REQUIRED TASK: Write out each record below exactly as it appears, with no pictures.
··········
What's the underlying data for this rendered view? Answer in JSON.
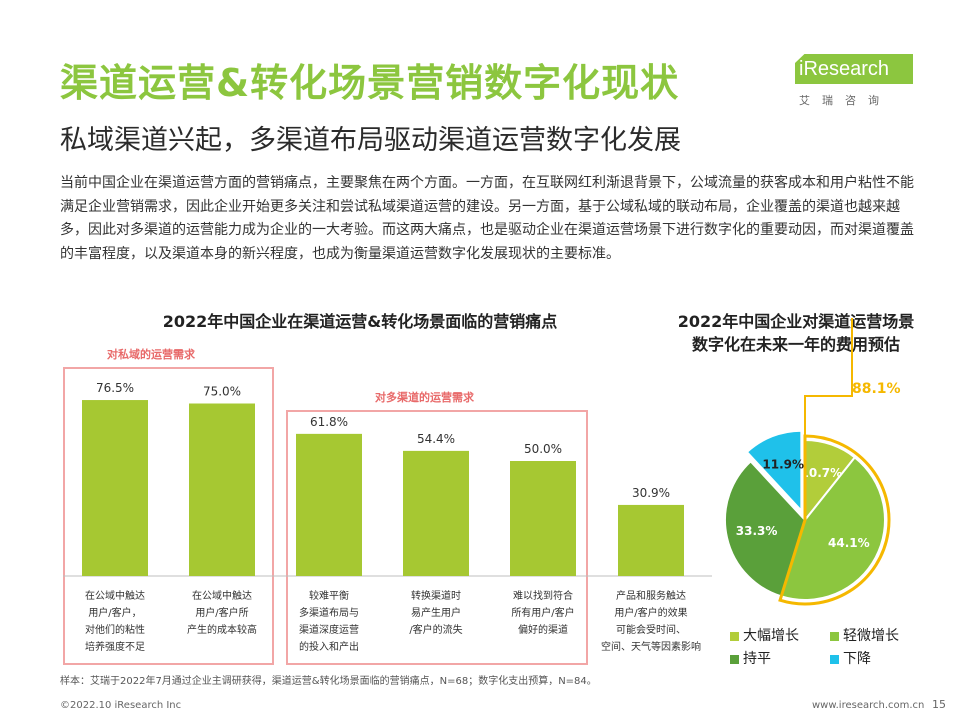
{
  "header": {
    "title": "渠道运营&转化场景营销数字化现状",
    "subtitle": "私域渠道兴起，多渠道布局驱动渠道运营数字化发展",
    "logo_text": "iResearch",
    "logo_cn": "艾瑞咨询"
  },
  "paragraph": "当前中国企业在渠道运营方面的营销痛点，主要聚焦在两个方面。一方面，在互联网红利渐退背景下，公域流量的获客成本和用户粘性不能满足企业营销需求，因此企业开始更多关注和尝试私域渠道运营的建设。另一方面，基于公域私域的联动布局，企业覆盖的渠道也越来越多，因此对多渠道的运营能力成为企业的一大考验。而这两大痛点，也是驱动企业在渠道运营场景下进行数字化的重要动因，而对渠道覆盖的丰富程度，以及渠道本身的新兴程度，也成为衡量渠道运营数字化发展现状的主要标准。",
  "chart_data": [
    {
      "type": "bar",
      "title": "2022年中国企业在渠道运营&转化场景面临的营销痛点",
      "categories": [
        "在公域中触达\n用户/客户，\n对他们的粘性\n培养强度不足",
        "在公域中触达\n用户/客户所\n产生的成本较高",
        "较难平衡\n多渠道布局与\n渠道深度运营\n的投入和产出",
        "转换渠道时\n易产生用户\n/客户的流失",
        "难以找到符合\n所有用户/客户\n偏好的渠道",
        "产品和服务触达\n用户/客户的效果\n可能会受时间、\n空间、天气等因素影响"
      ],
      "values": [
        76.5,
        75.0,
        61.8,
        54.4,
        50.0,
        30.9
      ],
      "value_labels": [
        "76.5%",
        "75.0%",
        "61.8%",
        "54.4%",
        "50.0%",
        "30.9%"
      ],
      "groups": [
        {
          "label": "对私域的运营需求",
          "members": [
            0,
            1
          ]
        },
        {
          "label": "对多渠道的运营需求",
          "members": [
            2,
            3,
            4
          ]
        }
      ],
      "ylim": [
        0,
        100
      ],
      "bar_color": "#a6c832"
    },
    {
      "type": "pie",
      "title": "2022年中国企业对渠道运营场景数字化在未来一年的费用预估",
      "slices": [
        {
          "name": "大幅增长",
          "value": 10.7,
          "label": "10.7%",
          "color": "#b2cd3a"
        },
        {
          "name": "轻微增长",
          "value": 44.1,
          "label": "44.1%",
          "color": "#8cc63f"
        },
        {
          "name": "持平",
          "value": 33.3,
          "label": "33.3%",
          "color": "#5aa03a"
        },
        {
          "name": "下降",
          "value": 11.9,
          "label": "11.9%",
          "color": "#1fc1ea"
        }
      ],
      "highlight": "88.1%",
      "highlight_color": "#f5b800"
    }
  ],
  "footnote": "样本：艾瑞于2022年7月通过企业主调研获得，渠道运营&转化场景面临的营销痛点，N=68；数字化支出预算，N=84。",
  "footer": {
    "copyright": "©2022.10 iResearch Inc",
    "url": "www.iresearch.com.cn",
    "page": "15"
  }
}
··········
SOLUTION FOR THIS PROBLEM:
What's the underlying data for this rendered view? Answer in JSON.
{
  "header": {
    "title": "渠道运营&转化场景营销数字化现状",
    "subtitle": "私域渠道兴起，多渠道布局驱动渠道运营数字化发展",
    "logo_text": "iResearch",
    "logo_cn": "艾瑞咨询"
  },
  "paragraph": "当前中国企业在渠道运营方面的营销痛点，主要聚焦在两个方面。一方面，在互联网红利渐退背景下，公域流量的获客成本和用户粘性不能满足企业营销需求，因此企业开始更多关注和尝试私域渠道运营的建设。另一方面，基于公域私域的联动布局，企业覆盖的渠道也越来越多，因此对多渠道的运营能力成为企业的一大考验。而这两大痛点，也是驱动企业在渠道运营场景下进行数字化的重要动因，而对渠道覆盖的丰富程度，以及渠道本身的新兴程度，也成为衡量渠道运营数字化发展现状的主要标准。",
  "chart_data": [
    {
      "type": "bar",
      "title": "2022年中国企业在渠道运营&转化场景面临的营销痛点",
      "categories": [
        "在公域中触达\n用户/客户，\n对他们的粘性\n培养强度不足",
        "在公域中触达\n用户/客户所\n产生的成本较高",
        "较难平衡\n多渠道布局与\n渠道深度运营\n的投入和产出",
        "转换渠道时\n易产生用户\n/客户的流失",
        "难以找到符合\n所有用户/客户\n偏好的渠道",
        "产品和服务触达\n用户/客户的效果\n可能会受时间、\n空间、天气等因素影响"
      ],
      "values": [
        76.5,
        75.0,
        61.8,
        54.4,
        50.0,
        30.9
      ],
      "value_labels": [
        "76.5%",
        "75.0%",
        "61.8%",
        "54.4%",
        "50.0%",
        "30.9%"
      ],
      "groups": [
        {
          "label": "对私域的运营需求",
          "members": [
            0,
            1
          ]
        },
        {
          "label": "对多渠道的运营需求",
          "members": [
            2,
            3,
            4
          ]
        }
      ],
      "ylim": [
        0,
        100
      ],
      "bar_color": "#a6c832"
    },
    {
      "type": "pie",
      "title": "2022年中国企业对渠道运营场景数字化在未来一年的费用预估",
      "slices": [
        {
          "name": "大幅增长",
          "value": 10.7,
          "label": "10.7%",
          "color": "#b2cd3a"
        },
        {
          "name": "轻微增长",
          "value": 44.1,
          "label": "44.1%",
          "color": "#8cc63f"
        },
        {
          "name": "持平",
          "value": 33.3,
          "label": "33.3%",
          "color": "#5aa03a"
        },
        {
          "name": "下降",
          "value": 11.9,
          "label": "11.9%",
          "color": "#1fc1ea"
        }
      ],
      "highlight": "88.1%",
      "highlight_color": "#f5b800"
    }
  ],
  "footnote": "样本：艾瑞于2022年7月通过企业主调研获得，渠道运营&转化场景面临的营销痛点，N=68；数字化支出预算，N=84。",
  "footer": {
    "copyright": "©2022.10 iResearch Inc",
    "url": "www.iresearch.com.cn",
    "page": "15"
  }
}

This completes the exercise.